__ENTRIES PROVIDED__:
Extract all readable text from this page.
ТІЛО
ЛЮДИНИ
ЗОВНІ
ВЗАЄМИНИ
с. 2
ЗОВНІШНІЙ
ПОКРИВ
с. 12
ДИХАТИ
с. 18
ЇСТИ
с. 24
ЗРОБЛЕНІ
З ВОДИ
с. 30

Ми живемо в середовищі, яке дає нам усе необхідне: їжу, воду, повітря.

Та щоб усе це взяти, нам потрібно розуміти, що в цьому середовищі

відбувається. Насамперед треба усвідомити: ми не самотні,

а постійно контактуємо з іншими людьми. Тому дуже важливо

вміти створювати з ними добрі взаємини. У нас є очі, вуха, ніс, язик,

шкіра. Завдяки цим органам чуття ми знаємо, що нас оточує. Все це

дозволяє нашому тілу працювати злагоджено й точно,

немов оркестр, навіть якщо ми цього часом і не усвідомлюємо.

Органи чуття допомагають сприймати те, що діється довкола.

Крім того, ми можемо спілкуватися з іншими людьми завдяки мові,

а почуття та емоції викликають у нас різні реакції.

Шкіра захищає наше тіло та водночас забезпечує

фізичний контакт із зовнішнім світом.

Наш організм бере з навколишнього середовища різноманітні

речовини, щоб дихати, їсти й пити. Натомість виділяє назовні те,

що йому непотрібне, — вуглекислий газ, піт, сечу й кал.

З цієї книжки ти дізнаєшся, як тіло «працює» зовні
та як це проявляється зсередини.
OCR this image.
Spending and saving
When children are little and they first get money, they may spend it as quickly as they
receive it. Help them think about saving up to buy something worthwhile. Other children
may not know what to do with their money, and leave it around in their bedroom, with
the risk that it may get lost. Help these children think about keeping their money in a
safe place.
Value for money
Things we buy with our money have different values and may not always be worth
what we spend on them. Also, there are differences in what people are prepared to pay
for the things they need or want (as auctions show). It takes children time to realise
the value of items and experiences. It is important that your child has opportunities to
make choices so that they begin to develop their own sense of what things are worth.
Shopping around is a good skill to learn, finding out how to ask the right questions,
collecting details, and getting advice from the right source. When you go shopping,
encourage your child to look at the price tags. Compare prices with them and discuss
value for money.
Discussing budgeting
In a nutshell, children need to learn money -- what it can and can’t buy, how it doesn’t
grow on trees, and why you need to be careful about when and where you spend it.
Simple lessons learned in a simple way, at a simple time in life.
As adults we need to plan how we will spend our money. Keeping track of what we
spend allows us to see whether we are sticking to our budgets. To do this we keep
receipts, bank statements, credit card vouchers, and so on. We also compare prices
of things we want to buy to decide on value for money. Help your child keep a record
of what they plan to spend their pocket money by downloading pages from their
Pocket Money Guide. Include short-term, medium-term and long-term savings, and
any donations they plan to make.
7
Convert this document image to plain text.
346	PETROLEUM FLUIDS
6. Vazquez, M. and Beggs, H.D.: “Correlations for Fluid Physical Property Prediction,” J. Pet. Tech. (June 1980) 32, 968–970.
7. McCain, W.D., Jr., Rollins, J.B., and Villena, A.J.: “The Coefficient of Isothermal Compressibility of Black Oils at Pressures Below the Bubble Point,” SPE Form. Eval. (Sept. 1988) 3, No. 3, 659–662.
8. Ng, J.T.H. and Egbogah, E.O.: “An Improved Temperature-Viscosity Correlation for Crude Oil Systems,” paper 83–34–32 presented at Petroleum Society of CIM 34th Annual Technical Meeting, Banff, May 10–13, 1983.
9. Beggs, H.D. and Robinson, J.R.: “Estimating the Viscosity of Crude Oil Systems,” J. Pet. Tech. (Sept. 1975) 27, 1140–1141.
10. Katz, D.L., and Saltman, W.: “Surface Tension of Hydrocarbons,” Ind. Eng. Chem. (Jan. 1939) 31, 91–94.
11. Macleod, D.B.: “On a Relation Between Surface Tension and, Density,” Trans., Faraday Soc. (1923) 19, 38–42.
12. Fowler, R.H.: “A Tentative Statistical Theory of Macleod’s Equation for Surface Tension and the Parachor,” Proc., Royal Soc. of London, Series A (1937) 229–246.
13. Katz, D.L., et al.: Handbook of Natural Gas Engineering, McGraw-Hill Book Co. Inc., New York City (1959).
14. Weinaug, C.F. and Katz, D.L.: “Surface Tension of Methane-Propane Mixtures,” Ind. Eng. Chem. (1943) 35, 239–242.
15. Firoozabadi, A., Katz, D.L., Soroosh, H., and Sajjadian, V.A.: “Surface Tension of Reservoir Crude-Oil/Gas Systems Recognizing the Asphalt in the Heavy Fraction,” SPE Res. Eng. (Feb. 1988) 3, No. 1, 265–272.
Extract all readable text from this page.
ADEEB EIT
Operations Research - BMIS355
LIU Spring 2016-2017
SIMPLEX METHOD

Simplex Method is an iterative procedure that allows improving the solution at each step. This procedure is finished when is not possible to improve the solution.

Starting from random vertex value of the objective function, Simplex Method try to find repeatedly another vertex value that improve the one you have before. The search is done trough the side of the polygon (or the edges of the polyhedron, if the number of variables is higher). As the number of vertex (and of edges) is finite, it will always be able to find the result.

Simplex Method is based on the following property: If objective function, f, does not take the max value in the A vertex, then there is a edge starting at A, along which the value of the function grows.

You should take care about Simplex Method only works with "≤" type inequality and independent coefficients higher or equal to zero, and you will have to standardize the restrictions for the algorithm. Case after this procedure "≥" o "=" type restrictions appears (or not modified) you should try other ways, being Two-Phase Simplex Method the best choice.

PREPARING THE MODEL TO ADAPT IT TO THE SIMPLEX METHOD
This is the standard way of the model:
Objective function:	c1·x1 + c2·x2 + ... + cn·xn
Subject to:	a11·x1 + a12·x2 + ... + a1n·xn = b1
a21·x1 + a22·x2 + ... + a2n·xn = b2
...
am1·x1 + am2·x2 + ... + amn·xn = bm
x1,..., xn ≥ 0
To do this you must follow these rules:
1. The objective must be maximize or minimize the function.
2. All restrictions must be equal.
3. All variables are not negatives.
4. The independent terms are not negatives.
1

__THE TASK__: Give the entries again in full, exactly as they are written.

__WRITTEN SOLUTION__:
Extract all readable text from this page.
ТІЛО
ЛЮДИНИ
ЗОВНІ
ВЗАЄМИНИ
с. 2
ЗОВНІШНІЙ
ПОКРИВ
с. 12
ДИХАТИ
с. 18
ЇСТИ
с. 24
ЗРОБЛЕНІ
З ВОДИ
с. 30

Ми живемо в середовищі, яке дає нам усе необхідне: їжу, воду, повітря.

Та щоб усе це взяти, нам потрібно розуміти, що в цьому середовищі

відбувається. Насамперед треба усвідомити: ми не самотні,

а постійно контактуємо з іншими людьми. Тому дуже важливо

вміти створювати з ними добрі взаємини. У нас є очі, вуха, ніс, язик,

шкіра. Завдяки цим органам чуття ми знаємо, що нас оточує. Все це

дозволяє нашому тілу працювати злагоджено й точно,

немов оркестр, навіть якщо ми цього часом і не усвідомлюємо.

Органи чуття допомагають сприймати те, що діється довкола.

Крім того, ми можемо спілкуватися з іншими людьми завдяки мові,

а почуття та емоції викликають у нас різні реакції.

Шкіра захищає наше тіло та водночас забезпечує

фізичний контакт із зовнішнім світом.

Наш організм бере з навколишнього середовища різноманітні

речовини, щоб дихати, їсти й пити. Натомість виділяє назовні те,

що йому непотрібне, — вуглекислий газ, піт, сечу й кал.

З цієї книжки ти дізнаєшся, як тіло «працює» зовні
та як це проявляється зсередини.
OCR this image.
Spending and saving
When children are little and they first get money, they may spend it as quickly as they
receive it. Help them think about saving up to buy something worthwhile. Other children
may not know what to do with their money, and leave it around in their bedroom, with
the risk that it may get lost. Help these children think about keeping their money in a
safe place.
Value for money
Things we buy with our money have different values and may not always be worth
what we spend on them. Also, there are differences in what people are prepared to pay
for the things they need or want (as auctions show). It takes children time to realise
the value of items and experiences. It is important that your child has opportunities to
make choices so that they begin to develop their own sense of what things are worth.
Shopping around is a good skill to learn, finding out how to ask the right questions,
collecting details, and getting advice from the right source. When you go shopping,
encourage your child to look at the price tags. Compare prices with them and discuss
value for money.
Discussing budgeting
In a nutshell, children need to learn money -- what it can and can’t buy, how it doesn’t
grow on trees, and why you need to be careful about when and where you spend it.
Simple lessons learned in a simple way, at a simple time in life.
As adults we need to plan how we will spend our money. Keeping track of what we
spend allows us to see whether we are sticking to our budgets. To do this we keep
receipts, bank statements, credit card vouchers, and so on. We also compare prices
of things we want to buy to decide on value for money. Help your child keep a record
of what they plan to spend their pocket money by downloading pages from their
Pocket Money Guide. Include short-term, medium-term and long-term savings, and
any donations they plan to make.
7
Convert this document image to plain text.
346	PETROLEUM FLUIDS
6. Vazquez, M. and Beggs, H.D.: “Correlations for Fluid Physical Property Prediction,” J. Pet. Tech. (June 1980) 32, 968–970.
7. McCain, W.D., Jr., Rollins, J.B., and Villena, A.J.: “The Coefficient of Isothermal Compressibility of Black Oils at Pressures Below the Bubble Point,” SPE Form. Eval. (Sept. 1988) 3, No. 3, 659–662.
8. Ng, J.T.H. and Egbogah, E.O.: “An Improved Temperature-Viscosity Correlation for Crude Oil Systems,” paper 83–34–32 presented at Petroleum Society of CIM 34th Annual Technical Meeting, Banff, May 10–13, 1983.
9. Beggs, H.D. and Robinson, J.R.: “Estimating the Viscosity of Crude Oil Systems,” J. Pet. Tech. (Sept. 1975) 27, 1140–1141.
10. Katz, D.L., and Saltman, W.: “Surface Tension of Hydrocarbons,” Ind. Eng. Chem. (Jan. 1939) 31, 91–94.
11. Macleod, D.B.: “On a Relation Between Surface Tension and, Density,” Trans., Faraday Soc. (1923) 19, 38–42.
12. Fowler, R.H.: “A Tentative Statistical Theory of Macleod’s Equation for Surface Tension and the Parachor,” Proc., Royal Soc. of London, Series A (1937) 229–246.
13. Katz, D.L., et al.: Handbook of Natural Gas Engineering, McGraw-Hill Book Co. Inc., New York City (1959).
14. Weinaug, C.F. and Katz, D.L.: “Surface Tension of Methane-Propane Mixtures,” Ind. Eng. Chem. (1943) 35, 239–242.
15. Firoozabadi, A., Katz, D.L., Soroosh, H., and Sajjadian, V.A.: “Surface Tension of Reservoir Crude-Oil/Gas Systems Recognizing the Asphalt in the Heavy Fraction,” SPE Res. Eng. (Feb. 1988) 3, No. 1, 265–272.
Extract all readable text from this page.
ADEEB EIT
Operations Research - BMIS355
LIU Spring 2016-2017
SIMPLEX METHOD

Simplex Method is an iterative procedure that allows improving the solution at each step. This procedure is finished when is not possible to improve the solution.

Starting from random vertex value of the objective function, Simplex Method try to find repeatedly another vertex value that improve the one you have before. The search is done trough the side of the polygon (or the edges of the polyhedron, if the number of variables is higher). As the number of vertex (and of edges) is finite, it will always be able to find the result.

Simplex Method is based on the following property: If objective function, f, does not take the max value in the A vertex, then there is a edge starting at A, along which the value of the function grows.

You should take care about Simplex Method only works with "≤" type inequality and independent coefficients higher or equal to zero, and you will have to standardize the restrictions for the algorithm. Case after this procedure "≥" o "=" type restrictions appears (or not modified) you should try other ways, being Two-Phase Simplex Method the best choice.

PREPARING THE MODEL TO ADAPT IT TO THE SIMPLEX METHOD
This is the standard way of the model:
Objective function:	c1·x1 + c2·x2 + ... + cn·xn
Subject to:	a11·x1 + a12·x2 + ... + a1n·xn = b1
a21·x1 + a22·x2 + ... + a2n·xn = b2
...
am1·x1 + am2·x2 + ... + amn·xn = bm
x1,..., xn ≥ 0
To do this you must follow these rules:
1. The objective must be maximize or minimize the function.
2. All restrictions must be equal.
3. All variables are not negatives.
4. The independent terms are not negatives.
1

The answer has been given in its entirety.